┌─ Working data

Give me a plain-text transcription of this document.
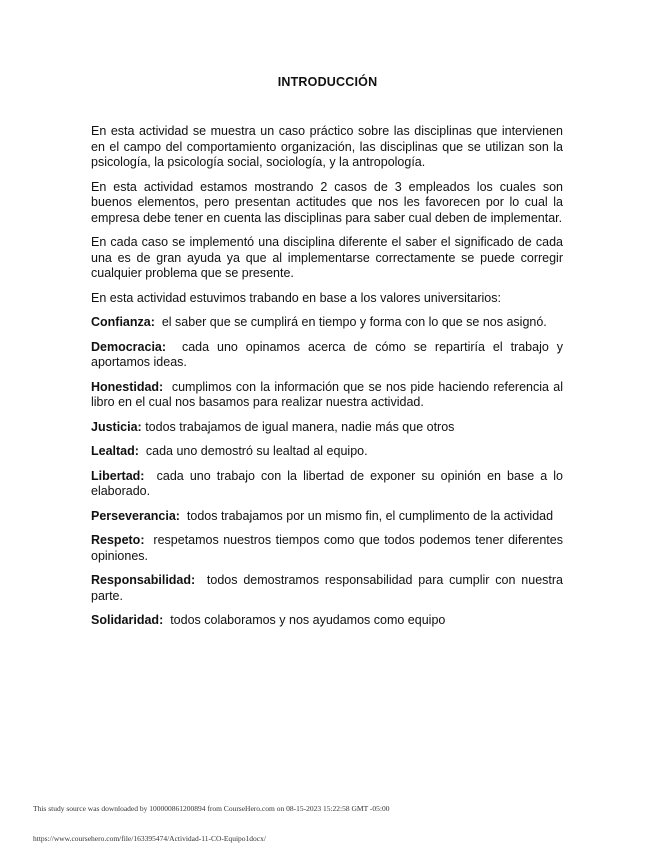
INTRODUCCIÓN

En esta actividad se muestra un caso práctico sobre las disciplinas que intervienen en el campo del comportamiento organización, las disciplinas que se utilizan son la psicología, la psicología social, sociología, y la antropología.

En esta actividad estamos mostrando 2 casos de 3 empleados los cuales son buenos elementos, pero presentan actitudes que nos les favorecen por lo cual la empresa debe tener en cuenta las disciplinas para saber cual deben de implementar.

En cada caso se implementó una disciplina diferente el saber el significado de cada una es de gran ayuda ya que al implementarse correctamente se puede corregir cualquier problema que se presente.

En esta actividad estuvimos trabando en base a los valores universitarios:

Confianza: el saber que se cumplirá en tiempo y forma con lo que se nos asignó.

Democracia: cada uno opinamos acerca de cómo se repartiría el trabajo y aportamos ideas.

Honestidad: cumplimos con la información que se nos pide haciendo referencia al libro en el cual nos basamos para realizar nuestra actividad.

Justicia: todos trabajamos de igual manera, nadie más que otros

Lealtad: cada uno demostró su lealtad al equipo.

Libertad: cada uno trabajo con la libertad de exponer su opinión en base a lo elaborado.

Perseverancia: todos trabajamos por un mismo fin, el cumplimento de la actividad

Respeto: respetamos nuestros tiempos como que todos podemos tener diferentes opiniones.

Responsabilidad: todos demostramos responsabilidad para cumplir con nuestra parte.

Solidaridad: todos colaboramos y nos ayudamos como equipo

This study source was downloaded by 100000861200894 from CourseHero.com on 08-15-2023 15:22:58 GMT -05:00
https://www.coursehero.com/file/163395474/Actividad-11-CO-Equipo1docx/
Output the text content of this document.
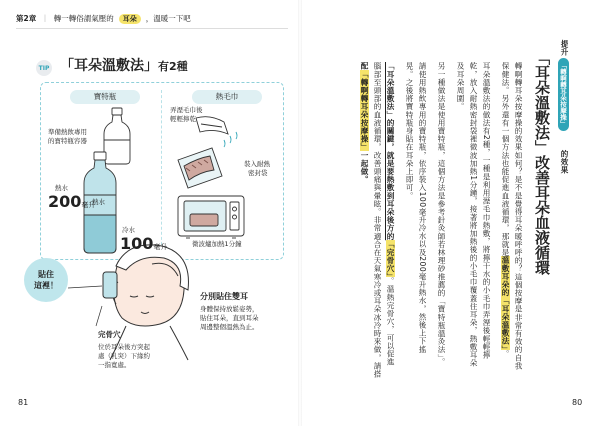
第2章 ｜ 轉一轉俗謂氣壓的	耳朵	，溫暖一下吧
TIP 「耳朵溫敷法」有2種
寶特瓶	熱毛巾
準備熱飲專用
的寶特瓶容器
熱水
200毫升
熱水
冷水
100毫升
弄溼毛巾後
輕輕擰乾
裝入耐熱
密封袋
微波爐加熱1分鐘
貼住
這裡！
分別貼住雙耳
身體保持放鬆姿勢，
貼住耳朵，直到耳朵
周邊整個溫熱為止。
完骨穴
位於耳朵後方突起
處（乳突）下緣約
一指寬處。
81
提升
「轉啊轉耳朵按摩操」
的效果
「耳朵溫敷法」改善耳朵血液循環
轉啊轉耳朵按摩操的效果如何？是不是覺得耳朵暖呼呼的？這個按摩是非常有效的自我
保健法。另外還有一個方法也能促進血液循環，那就是溫敷耳朵的「耳朵溫敷法」。
耳朵溫敷法的做法有2種，一種是利用溼毛巾熱敷，將擰干水的小毛巾弄溼後輕輕擰
乾，放入耐熱密封袋裡微波加熱1分鐘，接著將加熱後的小毛巾覆蓋住耳朵，熱敷耳朵
及耳朵周圍。
另一種做法是使用寶特瓶，這個方法是參考針灸師若林理砂推薦的「寶特瓶溫灸法」。
請使用熱飲專用的寶特瓶，依序裝入100毫升冷水以及200毫升熱水，然後上下搖
晃。之後將寶特瓶身貼在耳朵上即可。
「耳朵溫敷法」的關鍵，就是要熱敷到耳朵後方的「完骨穴」。溫熱完骨穴，可以促進
腦部至頭部的血液循環，改善頭痛與暈眩。非常適合在天氣寒冷或耳朵冰冷時來做，請搭
配「轉啊轉耳朵按摩操」一起做。
80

└─

> [Directions] Write out all the entries again, word for word, and print no images.

> [Reply to the exercise]
Give me a plain-text transcription of this document.
INTRODUCCIÓN

En esta actividad se muestra un caso práctico sobre las disciplinas que intervienen en el campo del comportamiento organización, las disciplinas que se utilizan son la psicología, la psicología social, sociología, y la antropología.

En esta actividad estamos mostrando 2 casos de 3 empleados los cuales son buenos elementos, pero presentan actitudes que nos les favorecen por lo cual la empresa debe tener en cuenta las disciplinas para saber cual deben de implementar.

En cada caso se implementó una disciplina diferente el saber el significado de cada una es de gran ayuda ya que al implementarse correctamente se puede corregir cualquier problema que se presente.

En esta actividad estuvimos trabando en base a los valores universitarios:

Confianza: el saber que se cumplirá en tiempo y forma con lo que se nos asignó.

Democracia: cada uno opinamos acerca de cómo se repartiría el trabajo y aportamos ideas.

Honestidad: cumplimos con la información que se nos pide haciendo referencia al libro en el cual nos basamos para realizar nuestra actividad.

Justicia: todos trabajamos de igual manera, nadie más que otros

Lealtad: cada uno demostró su lealtad al equipo.

Libertad: cada uno trabajo con la libertad de exponer su opinión en base a lo elaborado.

Perseverancia: todos trabajamos por un mismo fin, el cumplimento de la actividad

Respeto: respetamos nuestros tiempos como que todos podemos tener diferentes opiniones.

Responsabilidad: todos demostramos responsabilidad para cumplir con nuestra parte.

Solidaridad: todos colaboramos y nos ayudamos como equipo

This study source was downloaded by 100000861200894 from CourseHero.com on 08-15-2023 15:22:58 GMT -05:00
https://www.coursehero.com/file/163395474/Actividad-11-CO-Equipo1docx/
Output the text content of this document.
第2章 ｜ 轉一轉俗謂氣壓的	耳朵	，溫暖一下吧
TIP 「耳朵溫敷法」有2種
寶特瓶	熱毛巾
準備熱飲專用
的寶特瓶容器
熱水
200毫升
熱水
冷水
100毫升
弄溼毛巾後
輕輕擰乾
裝入耐熱
密封袋
微波爐加熱1分鐘
貼住
這裡！
分別貼住雙耳
身體保持放鬆姿勢，
貼住耳朵，直到耳朵
周邊整個溫熱為止。
完骨穴
位於耳朵後方突起
處（乳突）下緣約
一指寬處。
81
提升
「轉啊轉耳朵按摩操」
的效果
「耳朵溫敷法」改善耳朵血液循環
轉啊轉耳朵按摩操的效果如何？是不是覺得耳朵暖呼呼的？這個按摩是非常有效的自我
保健法。另外還有一個方法也能促進血液循環，那就是溫敷耳朵的「耳朵溫敷法」。
耳朵溫敷法的做法有2種，一種是利用溼毛巾熱敷，將擰干水的小毛巾弄溼後輕輕擰
乾，放入耐熱密封袋裡微波加熱1分鐘，接著將加熱後的小毛巾覆蓋住耳朵，熱敷耳朵
及耳朵周圍。
另一種做法是使用寶特瓶，這個方法是參考針灸師若林理砂推薦的「寶特瓶溫灸法」。
請使用熱飲專用的寶特瓶，依序裝入100毫升冷水以及200毫升熱水，然後上下搖
晃。之後將寶特瓶身貼在耳朵上即可。
「耳朵溫敷法」的關鍵，就是要熱敷到耳朵後方的「完骨穴」。溫熱完骨穴，可以促進
腦部至頭部的血液循環，改善頭痛與暈眩。非常適合在天氣寒冷或耳朵冰冷時來做，請搭
配「轉啊轉耳朵按摩操」一起做。
80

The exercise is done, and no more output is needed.